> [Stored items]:
* start *
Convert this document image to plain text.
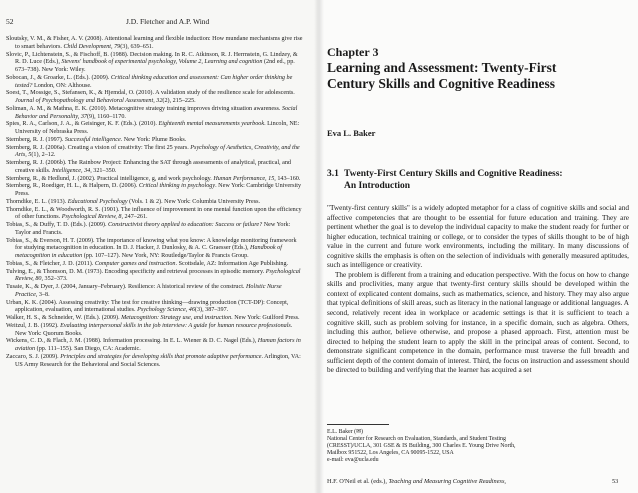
52	J.D. Fletcher and A.P. Wind

Sloutsky, V. M., & Fisher, A. V. (2008). Attentional learning and flexible induction: How mundane mechanisms give rise to smart behaviors. Child Development, 79(3), 639–651.

Slovic, P., Lichtenstein, S., & Fischoff, B. (1988). Decision making. In R. C. Atkinson, R. J. Herrnstein, G. Lindzey, & R. D. Luce (Eds.), Stevens' handbook of experimental psychology, Volume 2, Learning and cognition (2nd ed., pp. 673–738). New York: Wiley.

Sobocan, J., & Groarke, L. (Eds.). (2009). Critical thinking education and assessment: Can higher order thinking be tested? London, ON: Althouse.

Soest, T., Mossige, S., Stefansen, K., & Hjemdal, O. (2010). A validation study of the resilience scale for adolescents. Journal of Psychopathology and Behavioral Assessment, 32(2), 215–225.

Soliman, A. M., & Mathna, E. K. (2010). Metacognitive strategy training improves driving situation awareness. Social Behavior and Personality, 37(9), 1160–1170.

Spies, R. A., Carlson, J. A., & Geisinger, K. F. (Eds.). (2010). Eighteenth mental measurements yearbook. Lincoln, NE: University of Nebraska Press.

Sternberg, R. J. (1997). Successful intelligence. New York: Plume Books.

Sternberg, R. J. (2006a). Creating a vision of creativity: The first 25 years. Psychology of Aesthetics, Creativity, and the Arts, 5(1), 2–12.

Sternberg, R. J. (2006b). The Rainbow Project: Enhancing the SAT through assessments of analytical, practical, and creative skills. Intelligence, 34, 321–350.

Sternberg, R., & Hedlund, J. (2002). Practical intelligence, g, and work psychology. Human Performance, 15, 143–160.

Sternberg, R., Roediger, H. L., & Halpern, D. (2006). Critical thinking in psychology. New York: Cambridge University Press.

Thorndike, E. L. (1913). Educational Psychology (Vols. 1 & 2). New York: Columbia University Press.

Thorndike, E. L., & Woodworth, R. S. (1901). The influence of improvement in one mental function upon the efficiency of other functions. Psychological Review, 8, 247–261.

Tobias, S., & Duffy, T. D. (Eds.). (2009). Constructivist theory applied to education: Success or failure? New York: Taylor and Francis.

Tobias, S., & Everson, H. T. (2009). The importance of knowing what you know: A knowledge monitoring framework for studying metacognition in education. In D. J. Hacker, J. Dunlosky, & A. C. Graesser (Eds.), Handbook of metacognition in education (pp. 107–127). New York, NY: Routledge/Taylor & Francis Group.

Tobias, S., & Fletcher, J. D. (2011). Computer games and instruction. Scottsdale, AZ: Information Age Publishing.

Tulving, E., & Thomson, D. M. (1973). Encoding specificity and retrieval processes in episodic memory. Psychological Review, 80, 352–373.

Tusaie, K., & Dyer, J. (2004, January–February). Resilience: A historical review of the construct. Holistic Nurse Practice, 3–8.

Urban, K. K. (2004). Assessing creativity: The test for creative thinking—drawing production (TCT-DP): Concept, application, evaluation, and international studies. Psychology Science, 46(3), 387–397.

Walker, H. S., & Schneider, W. (Eds.). (2009). Metacognition: Strategy use, and instruction. New York: Guilford Press.

Weitzul, J. B. (1992). Evaluating interpersonal skills in the job interview: A guide for human resource professionals. New York: Quorum Books.

Wickens, C. D., & Flach, J. M. (1988). Information processing. In E. L. Wiener & D. C. Nagel (Eds.), Human factors in aviation (pp. 111–155). San Diego, CA: Academic.

Zaccaro, S. J. (2009). Principles and strategies for developing skills that promote adaptive performance. Arlington, VA: US Army Research for the Behavioral and Social Sciences.

Chapter 3
Learning and Assessment: Twenty-First
Century Skills and Cognitive Readiness
Eva L. Baker
3.1 Twenty-First Century Skills and Cognitive Readiness:
An Introduction

"Twenty-first century skills" is a widely adopted metaphor for a class of cognitive skills and social and affective competencies that are thought to be essential for future education and training. They are pertinent whether the goal is to develop the individual capacity to make the student ready for further or higher education, technical training or college, or to consider the types of skills thought to be of high value in the current and future work environments, including the military. In many discussions of cognitive skills the emphasis is often on the selection of individuals with generally measured aptitudes, such as intelligence or creativity.

The problem is different from a training and education perspective. With the focus on how to change skills and proclivities, many argue that twenty-first century skills should be developed within the context of explicated content domains, such as mathematics, science, and history. They may also argue that typical definitions of skill areas, such as literacy in the national language or additional languages. A second, relatively recent idea in workplace or academic settings is that it is sufficient to teach a cognitive skill, such as problem solving for instance, in a specific domain, such as algebra. Others, including this author, believe otherwise, and propose a phased approach. First, attention must be directed to helping the student learn to apply the skill in the principal areas of content. Second, to demonstrate significant competence in the domain, performance must traverse the full breadth and sufficient depth of the content domain of interest. Third, the focus on instruction and assessment should be directed to building and verifying that the learner has acquired a set

E.L. Baker (✉)
National Center for Research on Evaluation, Standards, and Student Testing
(CRESST)/UCLA, 301 GSE & IS Building, 300 Charles E. Young Drive North,
Mailbox 951522, Los Angeles, CA 90095-1522, USA
e-mail: eva@ucla.edu
H.F. O'Neil et al. (eds.), Teaching and Measuring Cognitive Readiness,	53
* end *
Reproduce the entries above without change, omitting all pictures.

Convert this document image to plain text.
52	J.D. Fletcher and A.P. Wind

Sloutsky, V. M., & Fisher, A. V. (2008). Attentional learning and flexible induction: How mundane mechanisms give rise to smart behaviors. Child Development, 79(3), 639–651.

Slovic, P., Lichtenstein, S., & Fischoff, B. (1988). Decision making. In R. C. Atkinson, R. J. Herrnstein, G. Lindzey, & R. D. Luce (Eds.), Stevens' handbook of experimental psychology, Volume 2, Learning and cognition (2nd ed., pp. 673–738). New York: Wiley.

Sobocan, J., & Groarke, L. (Eds.). (2009). Critical thinking education and assessment: Can higher order thinking be tested? London, ON: Althouse.

Soest, T., Mossige, S., Stefansen, K., & Hjemdal, O. (2010). A validation study of the resilience scale for adolescents. Journal of Psychopathology and Behavioral Assessment, 32(2), 215–225.

Soliman, A. M., & Mathna, E. K. (2010). Metacognitive strategy training improves driving situation awareness. Social Behavior and Personality, 37(9), 1160–1170.

Spies, R. A., Carlson, J. A., & Geisinger, K. F. (Eds.). (2010). Eighteenth mental measurements yearbook. Lincoln, NE: University of Nebraska Press.

Sternberg, R. J. (1997). Successful intelligence. New York: Plume Books.

Sternberg, R. J. (2006a). Creating a vision of creativity: The first 25 years. Psychology of Aesthetics, Creativity, and the Arts, 5(1), 2–12.

Sternberg, R. J. (2006b). The Rainbow Project: Enhancing the SAT through assessments of analytical, practical, and creative skills. Intelligence, 34, 321–350.

Sternberg, R., & Hedlund, J. (2002). Practical intelligence, g, and work psychology. Human Performance, 15, 143–160.

Sternberg, R., Roediger, H. L., & Halpern, D. (2006). Critical thinking in psychology. New York: Cambridge University Press.

Thorndike, E. L. (1913). Educational Psychology (Vols. 1 & 2). New York: Columbia University Press.

Thorndike, E. L., & Woodworth, R. S. (1901). The influence of improvement in one mental function upon the efficiency of other functions. Psychological Review, 8, 247–261.

Tobias, S., & Duffy, T. D. (Eds.). (2009). Constructivist theory applied to education: Success or failure? New York: Taylor and Francis.

Tobias, S., & Everson, H. T. (2009). The importance of knowing what you know: A knowledge monitoring framework for studying metacognition in education. In D. J. Hacker, J. Dunlosky, & A. C. Graesser (Eds.), Handbook of metacognition in education (pp. 107–127). New York, NY: Routledge/Taylor & Francis Group.

Tobias, S., & Fletcher, J. D. (2011). Computer games and instruction. Scottsdale, AZ: Information Age Publishing.

Tulving, E., & Thomson, D. M. (1973). Encoding specificity and retrieval processes in episodic memory. Psychological Review, 80, 352–373.

Tusaie, K., & Dyer, J. (2004, January–February). Resilience: A historical review of the construct. Holistic Nurse Practice, 3–8.

Urban, K. K. (2004). Assessing creativity: The test for creative thinking—drawing production (TCT-DP): Concept, application, evaluation, and international studies. Psychology Science, 46(3), 387–397.

Walker, H. S., & Schneider, W. (Eds.). (2009). Metacognition: Strategy use, and instruction. New York: Guilford Press.

Weitzul, J. B. (1992). Evaluating interpersonal skills in the job interview: A guide for human resource professionals. New York: Quorum Books.

Wickens, C. D., & Flach, J. M. (1988). Information processing. In E. L. Wiener & D. C. Nagel (Eds.), Human factors in aviation (pp. 111–155). San Diego, CA: Academic.

Zaccaro, S. J. (2009). Principles and strategies for developing skills that promote adaptive performance. Arlington, VA: US Army Research for the Behavioral and Social Sciences.

Chapter 3
Learning and Assessment: Twenty-First
Century Skills and Cognitive Readiness
Eva L. Baker
3.1 Twenty-First Century Skills and Cognitive Readiness:
An Introduction

"Twenty-first century skills" is a widely adopted metaphor for a class of cognitive skills and social and affective competencies that are thought to be essential for future education and training. They are pertinent whether the goal is to develop the individual capacity to make the student ready for further or higher education, technical training or college, or to consider the types of skills thought to be of high value in the current and future work environments, including the military. In many discussions of cognitive skills the emphasis is often on the selection of individuals with generally measured aptitudes, such as intelligence or creativity.

The problem is different from a training and education perspective. With the focus on how to change skills and proclivities, many argue that twenty-first century skills should be developed within the context of explicated content domains, such as mathematics, science, and history. They may also argue that typical definitions of skill areas, such as literacy in the national language or additional languages. A second, relatively recent idea in workplace or academic settings is that it is sufficient to teach a cognitive skill, such as problem solving for instance, in a specific domain, such as algebra. Others, including this author, believe otherwise, and propose a phased approach. First, attention must be directed to helping the student learn to apply the skill in the principal areas of content. Second, to demonstrate significant competence in the domain, performance must traverse the full breadth and sufficient depth of the content domain of interest. Third, the focus on instruction and assessment should be directed to building and verifying that the learner has acquired a set

E.L. Baker (✉)
National Center for Research on Evaluation, Standards, and Student Testing
(CRESST)/UCLA, 301 GSE & IS Building, 300 Charles E. Young Drive North,
Mailbox 951522, Los Angeles, CA 90095-1522, USA
e-mail: eva@ucla.edu
H.F. O'Neil et al. (eds.), Teaching and Measuring Cognitive Readiness,	53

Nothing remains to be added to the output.